start Data records

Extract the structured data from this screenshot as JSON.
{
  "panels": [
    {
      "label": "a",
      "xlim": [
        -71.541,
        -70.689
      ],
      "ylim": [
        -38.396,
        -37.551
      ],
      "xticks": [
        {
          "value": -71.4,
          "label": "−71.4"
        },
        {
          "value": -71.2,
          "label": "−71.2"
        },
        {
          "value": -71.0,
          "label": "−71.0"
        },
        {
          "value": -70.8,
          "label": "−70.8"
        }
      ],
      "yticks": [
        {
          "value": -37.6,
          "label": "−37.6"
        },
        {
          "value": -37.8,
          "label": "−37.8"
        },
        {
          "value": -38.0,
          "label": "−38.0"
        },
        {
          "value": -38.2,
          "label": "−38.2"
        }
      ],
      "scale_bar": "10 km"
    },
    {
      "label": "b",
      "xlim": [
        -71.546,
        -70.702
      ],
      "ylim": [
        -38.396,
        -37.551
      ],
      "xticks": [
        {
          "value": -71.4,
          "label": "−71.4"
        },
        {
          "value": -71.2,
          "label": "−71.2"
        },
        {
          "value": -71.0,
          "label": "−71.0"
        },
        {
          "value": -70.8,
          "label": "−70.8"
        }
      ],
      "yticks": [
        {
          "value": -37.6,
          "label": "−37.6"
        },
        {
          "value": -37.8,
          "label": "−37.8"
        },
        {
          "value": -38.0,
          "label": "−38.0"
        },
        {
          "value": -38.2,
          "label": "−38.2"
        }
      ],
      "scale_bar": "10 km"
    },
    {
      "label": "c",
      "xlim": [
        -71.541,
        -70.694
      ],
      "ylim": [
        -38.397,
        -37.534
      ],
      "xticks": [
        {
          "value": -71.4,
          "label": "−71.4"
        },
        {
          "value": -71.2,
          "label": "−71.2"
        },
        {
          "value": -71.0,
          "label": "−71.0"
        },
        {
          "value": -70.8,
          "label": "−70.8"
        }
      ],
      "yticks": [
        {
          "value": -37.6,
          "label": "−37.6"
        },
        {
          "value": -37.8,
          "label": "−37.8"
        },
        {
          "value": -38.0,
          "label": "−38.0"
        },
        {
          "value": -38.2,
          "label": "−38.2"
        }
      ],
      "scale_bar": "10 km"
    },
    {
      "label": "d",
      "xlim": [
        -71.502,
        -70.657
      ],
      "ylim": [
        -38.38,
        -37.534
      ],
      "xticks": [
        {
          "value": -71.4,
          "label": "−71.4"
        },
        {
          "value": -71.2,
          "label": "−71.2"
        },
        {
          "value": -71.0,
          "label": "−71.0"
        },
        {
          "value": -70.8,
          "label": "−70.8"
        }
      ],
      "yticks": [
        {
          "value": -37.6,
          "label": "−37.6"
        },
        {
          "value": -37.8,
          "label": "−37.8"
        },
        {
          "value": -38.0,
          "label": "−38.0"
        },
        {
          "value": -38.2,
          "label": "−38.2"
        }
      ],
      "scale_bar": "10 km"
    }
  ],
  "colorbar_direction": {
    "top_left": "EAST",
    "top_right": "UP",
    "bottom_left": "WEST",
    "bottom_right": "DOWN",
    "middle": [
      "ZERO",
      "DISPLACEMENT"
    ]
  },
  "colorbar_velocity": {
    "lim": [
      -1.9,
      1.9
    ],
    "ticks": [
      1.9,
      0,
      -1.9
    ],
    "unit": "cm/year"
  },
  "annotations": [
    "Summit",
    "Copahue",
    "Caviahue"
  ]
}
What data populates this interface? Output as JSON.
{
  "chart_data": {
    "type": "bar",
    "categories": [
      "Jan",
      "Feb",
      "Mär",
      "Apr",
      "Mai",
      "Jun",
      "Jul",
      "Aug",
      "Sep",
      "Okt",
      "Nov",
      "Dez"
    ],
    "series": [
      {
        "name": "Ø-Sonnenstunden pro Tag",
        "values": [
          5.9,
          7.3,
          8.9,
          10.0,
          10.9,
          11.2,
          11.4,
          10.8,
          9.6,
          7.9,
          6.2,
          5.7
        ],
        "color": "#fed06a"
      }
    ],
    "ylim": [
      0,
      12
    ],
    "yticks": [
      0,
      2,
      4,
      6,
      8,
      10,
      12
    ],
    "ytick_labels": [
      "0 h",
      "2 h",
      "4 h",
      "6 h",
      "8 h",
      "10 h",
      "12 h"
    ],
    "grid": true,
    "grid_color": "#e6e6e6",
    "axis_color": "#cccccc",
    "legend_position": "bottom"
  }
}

end Data records

→ Work to do
Each line of the material above needs to be quoted exactly, please.

→ Written response
Extract the structured data from this screenshot as JSON.
{
  "panels": [
    {
      "label": "a",
      "xlim": [
        -71.541,
        -70.689
      ],
      "ylim": [
        -38.396,
        -37.551
      ],
      "xticks": [
        {
          "value": -71.4,
          "label": "−71.4"
        },
        {
          "value": -71.2,
          "label": "−71.2"
        },
        {
          "value": -71.0,
          "label": "−71.0"
        },
        {
          "value": -70.8,
          "label": "−70.8"
        }
      ],
      "yticks": [
        {
          "value": -37.6,
          "label": "−37.6"
        },
        {
          "value": -37.8,
          "label": "−37.8"
        },
        {
          "value": -38.0,
          "label": "−38.0"
        },
        {
          "value": -38.2,
          "label": "−38.2"
        }
      ],
      "scale_bar": "10 km"
    },
    {
      "label": "b",
      "xlim": [
        -71.546,
        -70.702
      ],
      "ylim": [
        -38.396,
        -37.551
      ],
      "xticks": [
        {
          "value": -71.4,
          "label": "−71.4"
        },
        {
          "value": -71.2,
          "label": "−71.2"
        },
        {
          "value": -71.0,
          "label": "−71.0"
        },
        {
          "value": -70.8,
          "label": "−70.8"
        }
      ],
      "yticks": [
        {
          "value": -37.6,
          "label": "−37.6"
        },
        {
          "value": -37.8,
          "label": "−37.8"
        },
        {
          "value": -38.0,
          "label": "−38.0"
        },
        {
          "value": -38.2,
          "label": "−38.2"
        }
      ],
      "scale_bar": "10 km"
    },
    {
      "label": "c",
      "xlim": [
        -71.541,
        -70.694
      ],
      "ylim": [
        -38.397,
        -37.534
      ],
      "xticks": [
        {
          "value": -71.4,
          "label": "−71.4"
        },
        {
          "value": -71.2,
          "label": "−71.2"
        },
        {
          "value": -71.0,
          "label": "−71.0"
        },
        {
          "value": -70.8,
          "label": "−70.8"
        }
      ],
      "yticks": [
        {
          "value": -37.6,
          "label": "−37.6"
        },
        {
          "value": -37.8,
          "label": "−37.8"
        },
        {
          "value": -38.0,
          "label": "−38.0"
        },
        {
          "value": -38.2,
          "label": "−38.2"
        }
      ],
      "scale_bar": "10 km"
    },
    {
      "label": "d",
      "xlim": [
        -71.502,
        -70.657
      ],
      "ylim": [
        -38.38,
        -37.534
      ],
      "xticks": [
        {
          "value": -71.4,
          "label": "−71.4"
        },
        {
          "value": -71.2,
          "label": "−71.2"
        },
        {
          "value": -71.0,
          "label": "−71.0"
        },
        {
          "value": -70.8,
          "label": "−70.8"
        }
      ],
      "yticks": [
        {
          "value": -37.6,
          "label": "−37.6"
        },
        {
          "value": -37.8,
          "label": "−37.8"
        },
        {
          "value": -38.0,
          "label": "−38.0"
        },
        {
          "value": -38.2,
          "label": "−38.2"
        }
      ],
      "scale_bar": "10 km"
    }
  ],
  "colorbar_direction": {
    "top_left": "EAST",
    "top_right": "UP",
    "bottom_left": "WEST",
    "bottom_right": "DOWN",
    "middle": [
      "ZERO",
      "DISPLACEMENT"
    ]
  },
  "colorbar_velocity": {
    "lim": [
      -1.9,
      1.9
    ],
    "ticks": [
      1.9,
      0,
      -1.9
    ],
    "unit": "cm/year"
  },
  "annotations": [
    "Summit",
    "Copahue",
    "Caviahue"
  ]
}
What data populates this interface? Output as JSON.
{
  "chart_data": {
    "type": "bar",
    "categories": [
      "Jan",
      "Feb",
      "Mär",
      "Apr",
      "Mai",
      "Jun",
      "Jul",
      "Aug",
      "Sep",
      "Okt",
      "Nov",
      "Dez"
    ],
    "series": [
      {
        "name": "Ø-Sonnenstunden pro Tag",
        "values": [
          5.9,
          7.3,
          8.9,
          10.0,
          10.9,
          11.2,
          11.4,
          10.8,
          9.6,
          7.9,
          6.2,
          5.7
        ],
        "color": "#fed06a"
      }
    ],
    "ylim": [
      0,
      12
    ],
    "yticks": [
      0,
      2,
      4,
      6,
      8,
      10,
      12
    ],
    "ytick_labels": [
      "0 h",
      "2 h",
      "4 h",
      "6 h",
      "8 h",
      "10 h",
      "12 h"
    ],
    "grid": true,
    "grid_color": "#e6e6e6",
    "axis_color": "#cccccc",
    "legend_position": "bottom"
  }
}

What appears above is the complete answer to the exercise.